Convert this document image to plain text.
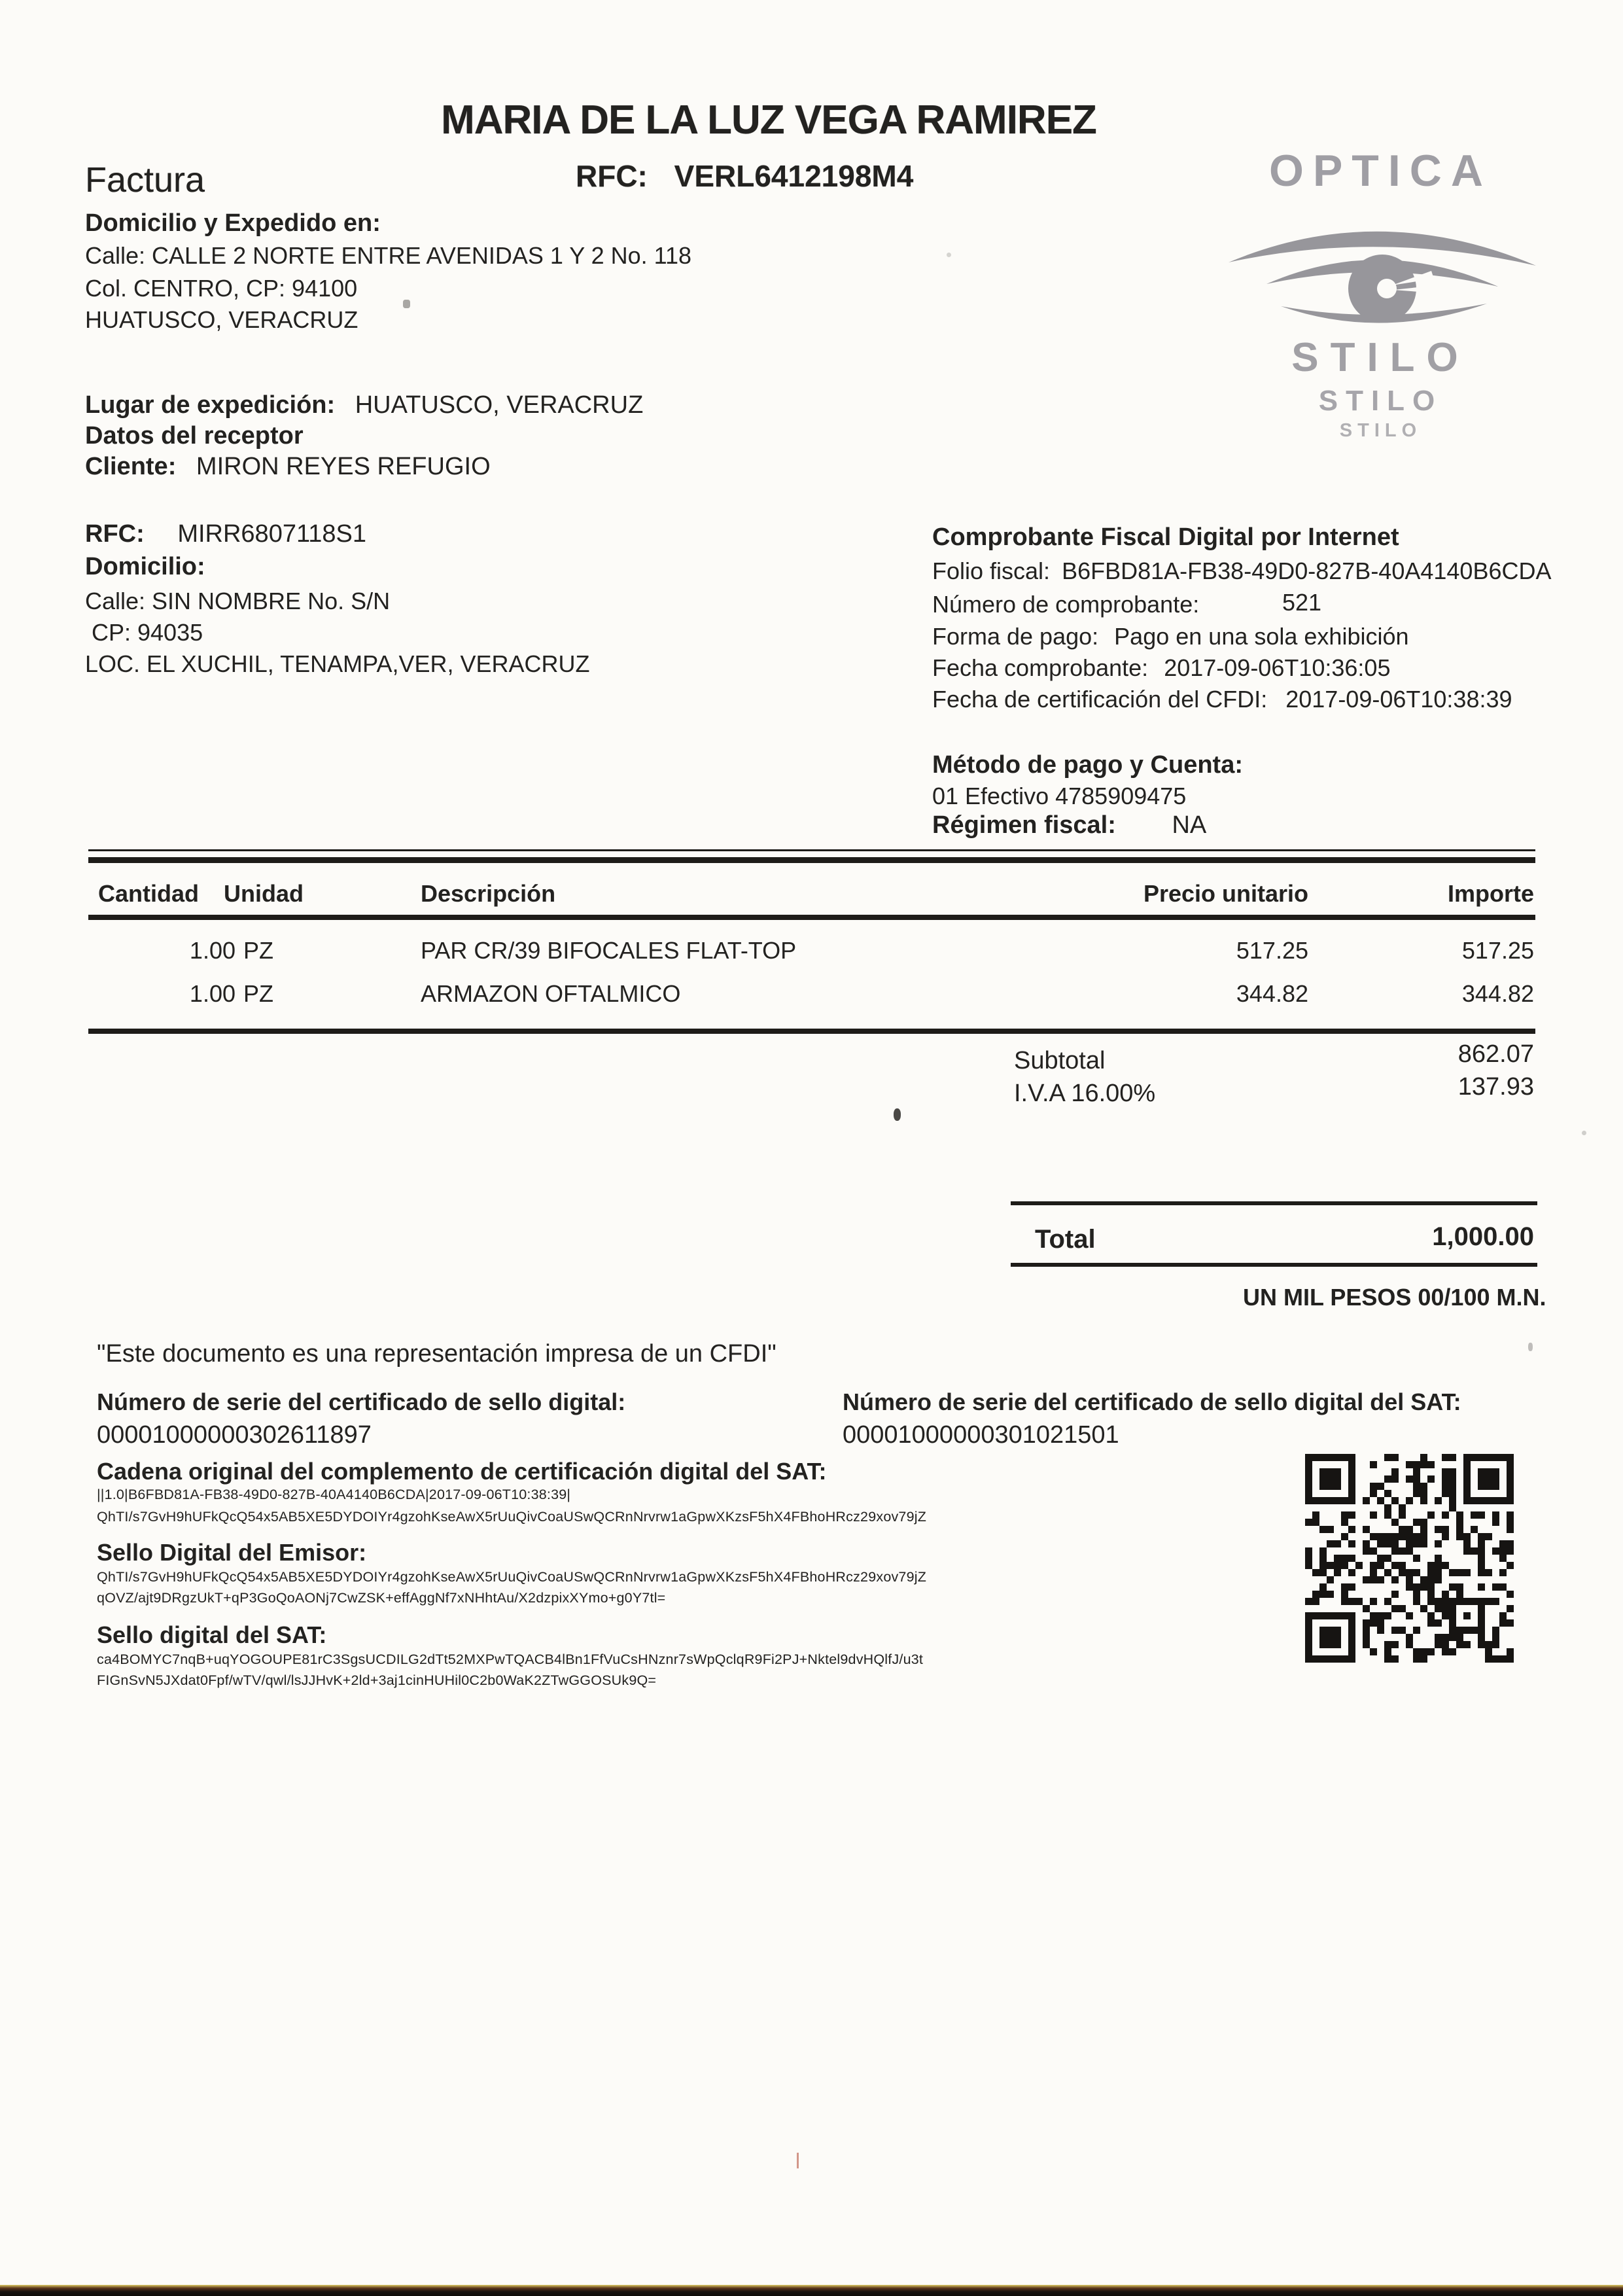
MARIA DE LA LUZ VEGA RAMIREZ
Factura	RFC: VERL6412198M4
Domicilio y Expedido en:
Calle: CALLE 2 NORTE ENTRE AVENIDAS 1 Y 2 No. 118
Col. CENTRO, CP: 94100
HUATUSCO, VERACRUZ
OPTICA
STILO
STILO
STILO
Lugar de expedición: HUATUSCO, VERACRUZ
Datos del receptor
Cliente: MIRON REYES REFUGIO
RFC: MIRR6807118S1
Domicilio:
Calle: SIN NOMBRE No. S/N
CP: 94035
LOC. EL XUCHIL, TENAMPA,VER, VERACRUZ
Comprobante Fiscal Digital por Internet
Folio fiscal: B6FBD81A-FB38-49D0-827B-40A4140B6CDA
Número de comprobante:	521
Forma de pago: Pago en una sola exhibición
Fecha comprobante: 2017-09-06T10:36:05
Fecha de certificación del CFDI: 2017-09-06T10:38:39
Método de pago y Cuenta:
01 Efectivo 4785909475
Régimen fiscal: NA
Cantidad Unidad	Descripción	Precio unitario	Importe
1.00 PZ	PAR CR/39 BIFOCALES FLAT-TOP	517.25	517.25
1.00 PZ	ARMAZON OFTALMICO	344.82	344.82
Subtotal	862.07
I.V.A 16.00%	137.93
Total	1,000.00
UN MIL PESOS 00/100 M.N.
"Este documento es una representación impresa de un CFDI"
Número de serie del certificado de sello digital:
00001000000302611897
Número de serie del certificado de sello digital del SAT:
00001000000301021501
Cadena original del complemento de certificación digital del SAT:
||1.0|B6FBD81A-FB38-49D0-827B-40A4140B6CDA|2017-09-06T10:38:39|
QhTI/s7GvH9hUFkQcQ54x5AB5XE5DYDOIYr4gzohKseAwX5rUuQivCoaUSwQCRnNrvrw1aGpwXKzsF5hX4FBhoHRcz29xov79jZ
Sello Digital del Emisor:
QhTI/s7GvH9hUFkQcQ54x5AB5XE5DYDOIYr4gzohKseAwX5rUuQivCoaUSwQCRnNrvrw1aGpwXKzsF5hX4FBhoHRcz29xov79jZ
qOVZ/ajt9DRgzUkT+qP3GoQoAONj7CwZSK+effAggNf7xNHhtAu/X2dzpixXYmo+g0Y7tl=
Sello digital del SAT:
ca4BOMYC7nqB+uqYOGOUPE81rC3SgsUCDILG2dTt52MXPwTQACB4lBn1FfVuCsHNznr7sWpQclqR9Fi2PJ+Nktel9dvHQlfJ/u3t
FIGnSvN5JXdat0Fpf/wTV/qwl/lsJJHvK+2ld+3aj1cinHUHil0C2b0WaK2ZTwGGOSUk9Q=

+++++

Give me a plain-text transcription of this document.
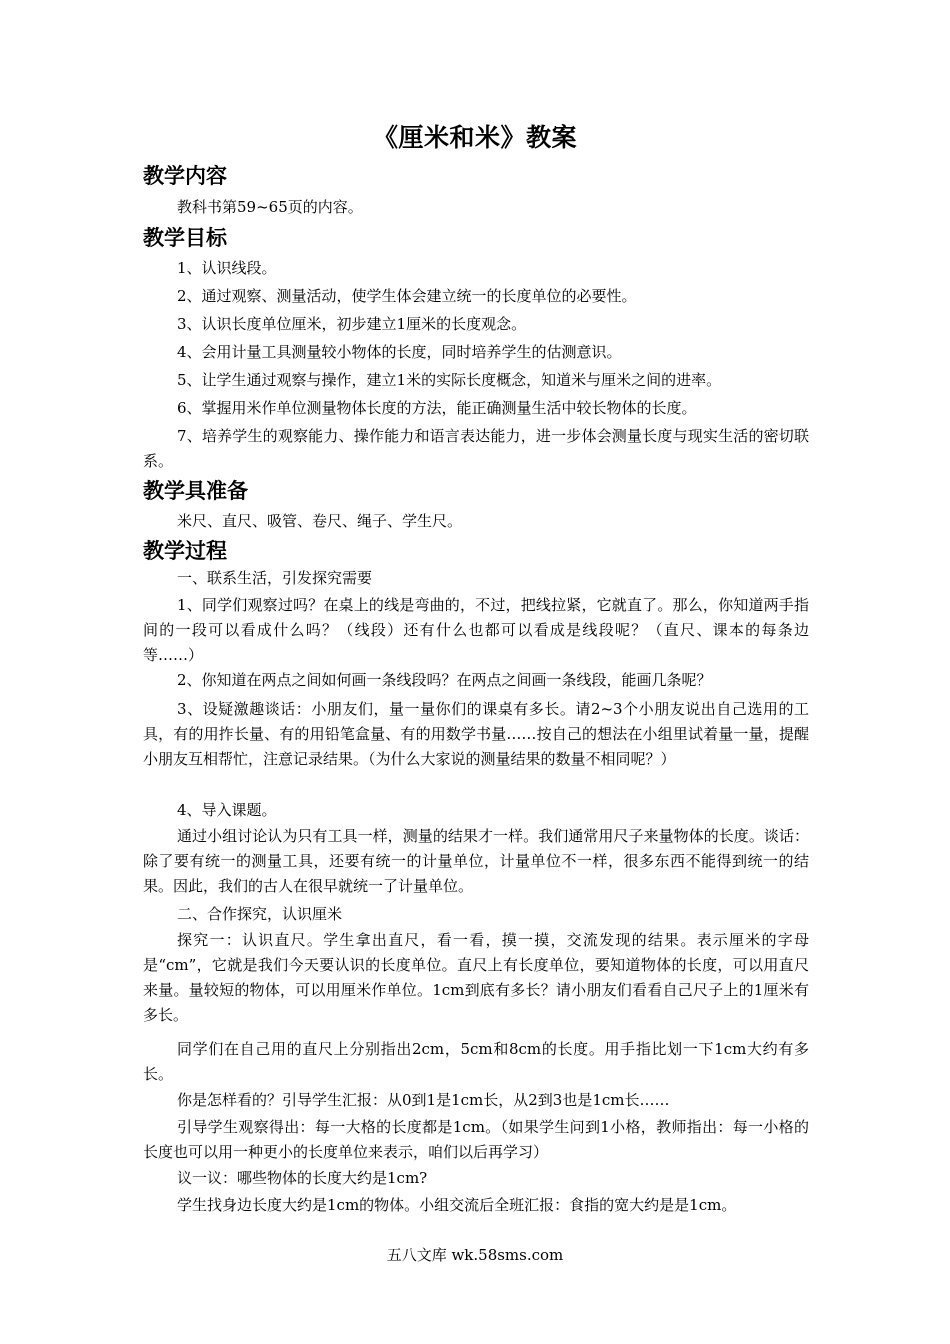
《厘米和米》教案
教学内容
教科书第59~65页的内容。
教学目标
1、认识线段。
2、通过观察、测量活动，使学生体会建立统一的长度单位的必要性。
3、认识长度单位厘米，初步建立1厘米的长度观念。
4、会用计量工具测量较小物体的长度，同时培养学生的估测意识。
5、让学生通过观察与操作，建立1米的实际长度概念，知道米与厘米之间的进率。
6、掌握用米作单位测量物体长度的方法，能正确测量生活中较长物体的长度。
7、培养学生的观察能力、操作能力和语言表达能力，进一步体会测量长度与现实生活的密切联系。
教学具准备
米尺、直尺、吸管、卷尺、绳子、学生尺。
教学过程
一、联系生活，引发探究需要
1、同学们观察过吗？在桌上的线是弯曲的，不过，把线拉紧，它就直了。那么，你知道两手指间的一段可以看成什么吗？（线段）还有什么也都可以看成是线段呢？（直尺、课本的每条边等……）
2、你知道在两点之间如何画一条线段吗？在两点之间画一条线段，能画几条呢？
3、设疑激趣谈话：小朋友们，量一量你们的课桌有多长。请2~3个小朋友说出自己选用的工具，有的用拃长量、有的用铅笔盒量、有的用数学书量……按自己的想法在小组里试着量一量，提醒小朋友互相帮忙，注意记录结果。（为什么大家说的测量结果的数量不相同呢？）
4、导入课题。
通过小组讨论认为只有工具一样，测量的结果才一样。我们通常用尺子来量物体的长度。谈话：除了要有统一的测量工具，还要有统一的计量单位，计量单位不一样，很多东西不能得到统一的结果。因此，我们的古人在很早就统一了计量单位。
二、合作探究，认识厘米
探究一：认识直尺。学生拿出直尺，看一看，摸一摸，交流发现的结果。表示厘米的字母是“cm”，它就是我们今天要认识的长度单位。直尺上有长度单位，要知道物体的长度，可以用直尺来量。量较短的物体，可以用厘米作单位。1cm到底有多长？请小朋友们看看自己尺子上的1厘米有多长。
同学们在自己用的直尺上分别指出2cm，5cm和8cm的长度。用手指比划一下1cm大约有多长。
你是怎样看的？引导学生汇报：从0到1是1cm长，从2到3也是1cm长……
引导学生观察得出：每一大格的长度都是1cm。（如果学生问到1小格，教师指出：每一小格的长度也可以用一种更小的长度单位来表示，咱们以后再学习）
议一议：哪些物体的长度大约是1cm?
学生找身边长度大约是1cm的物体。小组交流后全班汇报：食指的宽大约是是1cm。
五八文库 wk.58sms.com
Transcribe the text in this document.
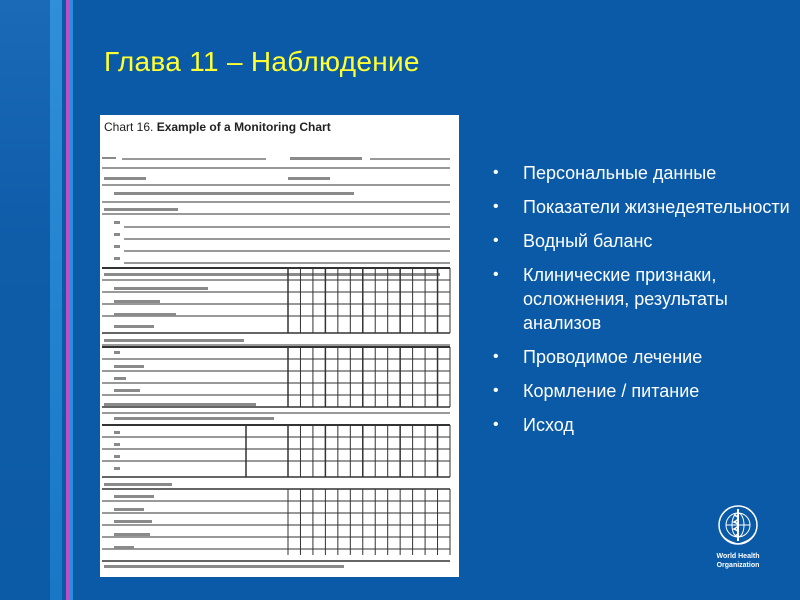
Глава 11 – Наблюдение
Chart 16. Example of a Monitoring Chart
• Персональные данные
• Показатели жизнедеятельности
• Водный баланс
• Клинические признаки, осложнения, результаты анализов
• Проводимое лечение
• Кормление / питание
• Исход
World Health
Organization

+++++

From the data above, copy out every line with the string "pago" in it.

Forma de pago: Pago en una sola exhibición
Método de pago y Cuenta:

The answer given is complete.